Copy out the lines below with no changes.

## [DATA]
:::::
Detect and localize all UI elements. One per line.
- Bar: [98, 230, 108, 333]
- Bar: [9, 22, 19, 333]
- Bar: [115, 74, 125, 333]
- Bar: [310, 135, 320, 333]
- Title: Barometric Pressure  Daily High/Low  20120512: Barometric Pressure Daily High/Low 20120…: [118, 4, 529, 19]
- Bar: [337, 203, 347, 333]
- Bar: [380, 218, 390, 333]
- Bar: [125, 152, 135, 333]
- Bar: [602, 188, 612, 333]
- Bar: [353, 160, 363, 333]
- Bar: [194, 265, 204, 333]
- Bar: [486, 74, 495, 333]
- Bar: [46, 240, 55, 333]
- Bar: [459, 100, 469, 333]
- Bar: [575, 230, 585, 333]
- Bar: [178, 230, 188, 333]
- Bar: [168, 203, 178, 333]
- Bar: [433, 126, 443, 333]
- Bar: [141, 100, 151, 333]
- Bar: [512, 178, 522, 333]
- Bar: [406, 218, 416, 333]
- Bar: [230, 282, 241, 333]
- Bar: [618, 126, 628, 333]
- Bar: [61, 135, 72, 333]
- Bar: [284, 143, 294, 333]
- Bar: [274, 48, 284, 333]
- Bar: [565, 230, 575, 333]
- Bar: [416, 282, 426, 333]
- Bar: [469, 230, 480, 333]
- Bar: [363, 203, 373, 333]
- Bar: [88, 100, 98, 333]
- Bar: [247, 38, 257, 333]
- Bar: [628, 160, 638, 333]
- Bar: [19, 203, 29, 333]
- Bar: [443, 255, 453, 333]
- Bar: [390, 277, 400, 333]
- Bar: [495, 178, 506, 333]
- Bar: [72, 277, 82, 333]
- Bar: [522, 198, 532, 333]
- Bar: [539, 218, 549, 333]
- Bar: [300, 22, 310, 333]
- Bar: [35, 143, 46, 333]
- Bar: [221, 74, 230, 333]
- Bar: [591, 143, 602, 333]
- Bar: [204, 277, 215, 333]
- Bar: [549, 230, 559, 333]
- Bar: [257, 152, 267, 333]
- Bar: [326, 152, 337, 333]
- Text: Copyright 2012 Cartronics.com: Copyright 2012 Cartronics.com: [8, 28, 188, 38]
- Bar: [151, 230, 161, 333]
:::::
## [SOLUTION FOR THIS TASK]
Detect and localize all UI elements. One per line.
- Bar: [98, 230, 108, 333]
- Bar: [9, 22, 19, 333]
- Bar: [115, 74, 125, 333]
- Bar: [310, 135, 320, 333]
- Title: Barometric Pressure  Daily High/Low  20120512: Barometric Pressure Daily High/Low 20120…: [118, 4, 529, 19]
- Bar: [337, 203, 347, 333]
- Bar: [380, 218, 390, 333]
- Bar: [125, 152, 135, 333]
- Bar: [602, 188, 612, 333]
- Bar: [353, 160, 363, 333]
- Bar: [194, 265, 204, 333]
- Bar: [486, 74, 495, 333]
- Bar: [46, 240, 55, 333]
- Bar: [459, 100, 469, 333]
- Bar: [575, 230, 585, 333]
- Bar: [178, 230, 188, 333]
- Bar: [168, 203, 178, 333]
- Bar: [433, 126, 443, 333]
- Bar: [141, 100, 151, 333]
- Bar: [512, 178, 522, 333]
- Bar: [406, 218, 416, 333]
- Bar: [230, 282, 241, 333]
- Bar: [618, 126, 628, 333]
- Bar: [61, 135, 72, 333]
- Bar: [284, 143, 294, 333]
- Bar: [274, 48, 284, 333]
- Bar: [565, 230, 575, 333]
- Bar: [416, 282, 426, 333]
- Bar: [469, 230, 480, 333]
- Bar: [363, 203, 373, 333]
- Bar: [88, 100, 98, 333]
- Bar: [247, 38, 257, 333]
- Bar: [628, 160, 638, 333]
- Bar: [19, 203, 29, 333]
- Bar: [443, 255, 453, 333]
- Bar: [390, 277, 400, 333]
- Bar: [495, 178, 506, 333]
- Bar: [72, 277, 82, 333]
- Bar: [522, 198, 532, 333]
- Bar: [539, 218, 549, 333]
- Bar: [300, 22, 310, 333]
- Bar: [35, 143, 46, 333]
- Bar: [221, 74, 230, 333]
- Bar: [591, 143, 602, 333]
- Bar: [204, 277, 215, 333]
- Bar: [549, 230, 559, 333]
- Bar: [257, 152, 267, 333]
- Bar: [326, 152, 337, 333]
- Text: Copyright 2012 Cartronics.com: Copyright 2012 Cartronics.com: [8, 28, 188, 38]
- Bar: [151, 230, 161, 333]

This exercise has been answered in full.